> **Given request**: Below is a set of records. Repeat all of them exactly.

> **Dataset records**:
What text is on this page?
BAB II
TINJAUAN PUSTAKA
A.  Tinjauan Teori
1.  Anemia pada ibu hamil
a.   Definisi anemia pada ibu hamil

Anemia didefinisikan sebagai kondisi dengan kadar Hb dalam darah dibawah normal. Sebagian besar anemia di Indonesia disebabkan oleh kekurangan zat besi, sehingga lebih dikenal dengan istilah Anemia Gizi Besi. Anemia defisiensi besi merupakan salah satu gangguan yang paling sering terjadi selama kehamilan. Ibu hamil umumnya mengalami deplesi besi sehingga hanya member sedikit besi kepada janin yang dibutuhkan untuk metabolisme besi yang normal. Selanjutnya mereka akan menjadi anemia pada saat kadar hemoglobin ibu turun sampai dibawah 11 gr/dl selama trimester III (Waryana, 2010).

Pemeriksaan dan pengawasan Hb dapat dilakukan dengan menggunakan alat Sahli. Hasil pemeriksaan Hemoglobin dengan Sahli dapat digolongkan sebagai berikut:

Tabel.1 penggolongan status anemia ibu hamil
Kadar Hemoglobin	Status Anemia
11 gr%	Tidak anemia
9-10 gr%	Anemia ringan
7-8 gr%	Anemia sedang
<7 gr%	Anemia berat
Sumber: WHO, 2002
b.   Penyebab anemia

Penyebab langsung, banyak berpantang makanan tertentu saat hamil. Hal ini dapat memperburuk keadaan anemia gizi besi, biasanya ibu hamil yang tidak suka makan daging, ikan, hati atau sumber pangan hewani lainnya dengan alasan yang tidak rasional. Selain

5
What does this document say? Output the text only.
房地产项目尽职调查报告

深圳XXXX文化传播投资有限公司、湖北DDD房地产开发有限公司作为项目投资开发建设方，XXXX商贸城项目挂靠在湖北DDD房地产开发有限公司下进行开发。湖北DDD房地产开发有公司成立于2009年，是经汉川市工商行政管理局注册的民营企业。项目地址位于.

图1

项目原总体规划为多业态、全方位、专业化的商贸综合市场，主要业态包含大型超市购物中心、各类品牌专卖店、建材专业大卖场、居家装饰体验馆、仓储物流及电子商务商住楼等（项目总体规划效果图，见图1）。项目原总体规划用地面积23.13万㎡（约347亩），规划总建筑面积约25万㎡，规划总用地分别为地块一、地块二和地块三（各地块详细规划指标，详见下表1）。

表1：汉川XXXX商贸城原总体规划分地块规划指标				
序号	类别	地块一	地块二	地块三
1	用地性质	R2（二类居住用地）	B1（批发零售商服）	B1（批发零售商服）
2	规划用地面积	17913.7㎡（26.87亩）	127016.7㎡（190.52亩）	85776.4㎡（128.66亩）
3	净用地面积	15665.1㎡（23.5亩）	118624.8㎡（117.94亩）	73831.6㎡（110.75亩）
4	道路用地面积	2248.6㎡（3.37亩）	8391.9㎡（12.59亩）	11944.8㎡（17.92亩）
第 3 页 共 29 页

> **Result**:
What text is on this page?
BAB II
TINJAUAN PUSTAKA
A.  Tinjauan Teori
1.  Anemia pada ibu hamil
a.   Definisi anemia pada ibu hamil

Anemia didefinisikan sebagai kondisi dengan kadar Hb dalam darah dibawah normal. Sebagian besar anemia di Indonesia disebabkan oleh kekurangan zat besi, sehingga lebih dikenal dengan istilah Anemia Gizi Besi. Anemia defisiensi besi merupakan salah satu gangguan yang paling sering terjadi selama kehamilan. Ibu hamil umumnya mengalami deplesi besi sehingga hanya member sedikit besi kepada janin yang dibutuhkan untuk metabolisme besi yang normal. Selanjutnya mereka akan menjadi anemia pada saat kadar hemoglobin ibu turun sampai dibawah 11 gr/dl selama trimester III (Waryana, 2010).

Pemeriksaan dan pengawasan Hb dapat dilakukan dengan menggunakan alat Sahli. Hasil pemeriksaan Hemoglobin dengan Sahli dapat digolongkan sebagai berikut:

Tabel.1 penggolongan status anemia ibu hamil
Kadar Hemoglobin	Status Anemia
11 gr%	Tidak anemia
9-10 gr%	Anemia ringan
7-8 gr%	Anemia sedang
<7 gr%	Anemia berat
Sumber: WHO, 2002
b.   Penyebab anemia

Penyebab langsung, banyak berpantang makanan tertentu saat hamil. Hal ini dapat memperburuk keadaan anemia gizi besi, biasanya ibu hamil yang tidak suka makan daging, ikan, hati atau sumber pangan hewani lainnya dengan alasan yang tidak rasional. Selain

5
What does this document say? Output the text only.
房地产项目尽职调查报告

深圳XXXX文化传播投资有限公司、湖北DDD房地产开发有限公司作为项目投资开发建设方，XXXX商贸城项目挂靠在湖北DDD房地产开发有限公司下进行开发。湖北DDD房地产开发有公司成立于2009年，是经汉川市工商行政管理局注册的民营企业。项目地址位于.

图1

项目原总体规划为多业态、全方位、专业化的商贸综合市场，主要业态包含大型超市购物中心、各类品牌专卖店、建材专业大卖场、居家装饰体验馆、仓储物流及电子商务商住楼等（项目总体规划效果图，见图1）。项目原总体规划用地面积23.13万㎡（约347亩），规划总建筑面积约25万㎡，规划总用地分别为地块一、地块二和地块三（各地块详细规划指标，详见下表1）。

表1：汉川XXXX商贸城原总体规划分地块规划指标				
序号	类别	地块一	地块二	地块三
1	用地性质	R2（二类居住用地）	B1（批发零售商服）	B1（批发零售商服）
2	规划用地面积	17913.7㎡（26.87亩）	127016.7㎡（190.52亩）	85776.4㎡（128.66亩）
3	净用地面积	15665.1㎡（23.5亩）	118624.8㎡（117.94亩）	73831.6㎡（110.75亩）
4	道路用地面积	2248.6㎡（3.37亩）	8391.9㎡（12.59亩）	11944.8㎡（17.92亩）
第 3 页 共 29 页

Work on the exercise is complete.